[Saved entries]
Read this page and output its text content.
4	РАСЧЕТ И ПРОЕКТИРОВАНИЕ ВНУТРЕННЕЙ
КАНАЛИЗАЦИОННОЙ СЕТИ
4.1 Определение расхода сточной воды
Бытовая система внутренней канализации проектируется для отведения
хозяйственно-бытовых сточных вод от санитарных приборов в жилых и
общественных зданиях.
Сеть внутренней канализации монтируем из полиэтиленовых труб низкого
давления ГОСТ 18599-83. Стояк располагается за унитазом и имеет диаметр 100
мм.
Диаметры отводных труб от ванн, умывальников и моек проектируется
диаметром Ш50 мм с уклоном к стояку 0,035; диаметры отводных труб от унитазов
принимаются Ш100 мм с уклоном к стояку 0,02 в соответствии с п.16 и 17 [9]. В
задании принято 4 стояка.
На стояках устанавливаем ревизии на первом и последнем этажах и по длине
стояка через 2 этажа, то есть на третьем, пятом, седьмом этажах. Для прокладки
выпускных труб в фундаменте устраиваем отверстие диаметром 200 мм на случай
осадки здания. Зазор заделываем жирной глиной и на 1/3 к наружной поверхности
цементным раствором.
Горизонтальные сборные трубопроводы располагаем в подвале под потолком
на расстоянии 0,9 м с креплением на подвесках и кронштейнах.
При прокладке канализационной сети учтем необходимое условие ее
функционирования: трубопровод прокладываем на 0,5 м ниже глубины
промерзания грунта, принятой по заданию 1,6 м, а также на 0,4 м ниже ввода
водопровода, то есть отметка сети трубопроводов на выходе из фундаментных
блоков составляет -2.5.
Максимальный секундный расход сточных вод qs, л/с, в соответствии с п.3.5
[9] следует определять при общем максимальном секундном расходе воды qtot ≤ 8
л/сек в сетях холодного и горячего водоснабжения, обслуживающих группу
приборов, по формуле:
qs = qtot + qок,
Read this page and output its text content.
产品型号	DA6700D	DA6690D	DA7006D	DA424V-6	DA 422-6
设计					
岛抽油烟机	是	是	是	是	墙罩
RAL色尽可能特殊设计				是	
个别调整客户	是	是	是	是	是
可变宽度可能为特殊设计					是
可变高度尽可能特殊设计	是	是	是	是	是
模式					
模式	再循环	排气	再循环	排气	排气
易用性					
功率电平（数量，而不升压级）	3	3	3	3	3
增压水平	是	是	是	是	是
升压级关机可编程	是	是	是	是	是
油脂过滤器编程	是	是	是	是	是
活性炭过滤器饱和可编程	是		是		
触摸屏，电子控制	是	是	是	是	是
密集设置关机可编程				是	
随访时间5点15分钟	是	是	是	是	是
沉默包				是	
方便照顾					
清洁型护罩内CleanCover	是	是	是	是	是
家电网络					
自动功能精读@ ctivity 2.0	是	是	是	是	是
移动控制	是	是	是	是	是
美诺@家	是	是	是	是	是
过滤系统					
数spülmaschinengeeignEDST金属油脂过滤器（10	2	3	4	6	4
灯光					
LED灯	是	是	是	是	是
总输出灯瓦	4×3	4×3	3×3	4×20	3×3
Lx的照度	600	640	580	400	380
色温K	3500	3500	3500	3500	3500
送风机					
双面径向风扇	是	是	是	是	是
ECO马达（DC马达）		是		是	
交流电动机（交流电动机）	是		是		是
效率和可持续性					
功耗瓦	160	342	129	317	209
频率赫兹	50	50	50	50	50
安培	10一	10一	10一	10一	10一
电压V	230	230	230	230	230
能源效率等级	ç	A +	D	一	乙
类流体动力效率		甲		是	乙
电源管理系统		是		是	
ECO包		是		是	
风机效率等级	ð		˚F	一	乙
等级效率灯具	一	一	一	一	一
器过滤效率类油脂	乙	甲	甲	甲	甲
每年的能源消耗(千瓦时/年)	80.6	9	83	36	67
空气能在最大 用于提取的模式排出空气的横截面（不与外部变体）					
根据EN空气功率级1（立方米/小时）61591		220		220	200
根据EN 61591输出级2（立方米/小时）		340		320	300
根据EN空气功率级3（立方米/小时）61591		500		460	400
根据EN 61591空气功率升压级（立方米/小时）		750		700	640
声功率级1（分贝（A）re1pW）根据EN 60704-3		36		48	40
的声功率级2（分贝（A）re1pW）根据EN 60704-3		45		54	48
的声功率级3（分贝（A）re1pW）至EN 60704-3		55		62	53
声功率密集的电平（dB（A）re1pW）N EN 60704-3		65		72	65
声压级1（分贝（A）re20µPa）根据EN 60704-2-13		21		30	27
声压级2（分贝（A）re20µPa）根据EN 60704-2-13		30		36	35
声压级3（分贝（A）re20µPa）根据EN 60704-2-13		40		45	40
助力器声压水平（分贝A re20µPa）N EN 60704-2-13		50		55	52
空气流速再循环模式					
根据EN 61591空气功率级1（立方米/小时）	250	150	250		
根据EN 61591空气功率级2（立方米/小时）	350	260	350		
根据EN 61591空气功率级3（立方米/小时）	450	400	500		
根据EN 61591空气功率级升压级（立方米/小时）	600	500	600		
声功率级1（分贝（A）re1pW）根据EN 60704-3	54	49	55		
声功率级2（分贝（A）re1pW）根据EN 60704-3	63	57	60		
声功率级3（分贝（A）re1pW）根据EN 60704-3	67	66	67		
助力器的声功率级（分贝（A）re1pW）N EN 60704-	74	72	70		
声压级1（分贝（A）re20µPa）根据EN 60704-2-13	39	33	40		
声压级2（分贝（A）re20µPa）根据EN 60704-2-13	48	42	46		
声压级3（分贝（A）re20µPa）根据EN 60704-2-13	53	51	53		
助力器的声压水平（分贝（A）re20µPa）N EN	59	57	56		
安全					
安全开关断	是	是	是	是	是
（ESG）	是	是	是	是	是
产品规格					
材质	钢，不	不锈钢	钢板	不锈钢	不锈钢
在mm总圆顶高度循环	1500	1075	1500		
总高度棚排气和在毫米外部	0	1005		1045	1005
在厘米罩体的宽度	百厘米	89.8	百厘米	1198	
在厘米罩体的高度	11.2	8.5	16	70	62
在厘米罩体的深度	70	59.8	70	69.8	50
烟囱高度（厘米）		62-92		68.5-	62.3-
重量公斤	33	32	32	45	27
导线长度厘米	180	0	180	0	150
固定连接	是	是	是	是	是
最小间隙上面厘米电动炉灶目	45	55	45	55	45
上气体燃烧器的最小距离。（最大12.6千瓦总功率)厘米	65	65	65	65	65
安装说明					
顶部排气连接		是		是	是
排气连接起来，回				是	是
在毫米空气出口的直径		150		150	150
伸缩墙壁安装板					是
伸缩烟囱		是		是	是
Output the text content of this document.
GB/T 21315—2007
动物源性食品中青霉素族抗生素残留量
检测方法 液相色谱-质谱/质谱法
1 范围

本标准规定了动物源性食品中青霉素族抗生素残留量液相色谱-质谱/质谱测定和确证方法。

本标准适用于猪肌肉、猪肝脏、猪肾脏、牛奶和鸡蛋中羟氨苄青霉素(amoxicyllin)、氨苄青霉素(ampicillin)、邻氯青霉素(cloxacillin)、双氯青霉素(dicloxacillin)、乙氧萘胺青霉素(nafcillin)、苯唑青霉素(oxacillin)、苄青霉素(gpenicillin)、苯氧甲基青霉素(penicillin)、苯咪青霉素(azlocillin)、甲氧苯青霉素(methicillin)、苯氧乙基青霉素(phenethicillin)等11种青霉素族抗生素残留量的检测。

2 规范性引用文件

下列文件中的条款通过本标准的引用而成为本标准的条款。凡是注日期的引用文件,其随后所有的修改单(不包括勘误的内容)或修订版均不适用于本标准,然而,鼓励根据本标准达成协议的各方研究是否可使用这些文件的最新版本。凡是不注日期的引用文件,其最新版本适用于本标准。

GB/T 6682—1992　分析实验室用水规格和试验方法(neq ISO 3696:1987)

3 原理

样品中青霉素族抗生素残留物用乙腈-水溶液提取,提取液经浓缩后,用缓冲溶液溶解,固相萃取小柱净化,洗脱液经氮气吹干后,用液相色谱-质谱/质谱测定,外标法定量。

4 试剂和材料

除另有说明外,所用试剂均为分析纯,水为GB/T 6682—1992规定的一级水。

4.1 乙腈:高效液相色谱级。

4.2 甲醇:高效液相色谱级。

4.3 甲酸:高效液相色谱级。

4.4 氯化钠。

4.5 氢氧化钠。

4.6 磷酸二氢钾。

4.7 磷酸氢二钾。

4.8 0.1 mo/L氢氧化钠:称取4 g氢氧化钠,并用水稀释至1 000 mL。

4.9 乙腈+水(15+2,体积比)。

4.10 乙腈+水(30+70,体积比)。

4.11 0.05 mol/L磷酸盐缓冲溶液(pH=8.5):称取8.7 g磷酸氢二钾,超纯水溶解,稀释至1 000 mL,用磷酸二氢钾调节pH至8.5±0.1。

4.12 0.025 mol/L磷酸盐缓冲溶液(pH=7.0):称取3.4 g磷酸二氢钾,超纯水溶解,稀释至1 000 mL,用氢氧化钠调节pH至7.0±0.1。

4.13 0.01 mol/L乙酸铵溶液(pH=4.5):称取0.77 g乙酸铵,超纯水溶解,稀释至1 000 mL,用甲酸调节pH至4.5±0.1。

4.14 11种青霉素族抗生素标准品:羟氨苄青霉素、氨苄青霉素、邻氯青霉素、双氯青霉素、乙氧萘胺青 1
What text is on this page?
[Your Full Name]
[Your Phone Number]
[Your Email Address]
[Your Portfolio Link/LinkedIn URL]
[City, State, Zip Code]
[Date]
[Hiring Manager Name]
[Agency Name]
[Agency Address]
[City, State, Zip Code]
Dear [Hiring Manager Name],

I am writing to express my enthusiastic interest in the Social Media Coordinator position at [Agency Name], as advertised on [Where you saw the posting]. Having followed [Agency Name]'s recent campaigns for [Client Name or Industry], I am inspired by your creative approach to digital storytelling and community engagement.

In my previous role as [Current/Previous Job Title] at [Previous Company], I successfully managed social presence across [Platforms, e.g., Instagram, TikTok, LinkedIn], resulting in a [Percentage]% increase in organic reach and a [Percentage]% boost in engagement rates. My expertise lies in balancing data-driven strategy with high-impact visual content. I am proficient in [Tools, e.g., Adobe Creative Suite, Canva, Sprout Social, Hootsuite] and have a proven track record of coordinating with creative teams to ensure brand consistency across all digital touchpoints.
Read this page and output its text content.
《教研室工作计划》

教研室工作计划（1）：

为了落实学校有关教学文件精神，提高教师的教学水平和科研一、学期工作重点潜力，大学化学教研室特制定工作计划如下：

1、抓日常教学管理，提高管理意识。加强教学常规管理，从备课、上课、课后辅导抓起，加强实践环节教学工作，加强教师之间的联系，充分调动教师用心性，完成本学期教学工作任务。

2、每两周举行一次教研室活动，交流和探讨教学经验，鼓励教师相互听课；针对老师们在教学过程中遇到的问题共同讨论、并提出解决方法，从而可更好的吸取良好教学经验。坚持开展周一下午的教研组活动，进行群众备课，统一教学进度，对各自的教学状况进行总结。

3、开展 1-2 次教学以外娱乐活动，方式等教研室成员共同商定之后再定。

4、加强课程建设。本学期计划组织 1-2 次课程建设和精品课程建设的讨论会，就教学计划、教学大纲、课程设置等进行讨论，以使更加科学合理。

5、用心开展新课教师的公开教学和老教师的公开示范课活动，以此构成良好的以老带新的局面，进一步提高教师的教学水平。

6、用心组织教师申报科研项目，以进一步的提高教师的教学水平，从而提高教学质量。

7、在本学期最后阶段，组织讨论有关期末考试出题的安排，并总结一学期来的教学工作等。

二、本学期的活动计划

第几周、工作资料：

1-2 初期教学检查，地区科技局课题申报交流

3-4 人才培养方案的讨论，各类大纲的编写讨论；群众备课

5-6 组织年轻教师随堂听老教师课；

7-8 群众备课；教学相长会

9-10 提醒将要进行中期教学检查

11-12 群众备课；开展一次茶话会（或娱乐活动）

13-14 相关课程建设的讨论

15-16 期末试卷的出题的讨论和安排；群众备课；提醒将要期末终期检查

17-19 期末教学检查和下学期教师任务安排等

Task directions :: Return each line in the records that holds the string "есть".

Task response ::
стояка через 2 этажа, то есть на третьем, пятом, седьмом этажах. Для прокладки
водопровода, то есть отметка сети трубопроводов на выходе из фундаментных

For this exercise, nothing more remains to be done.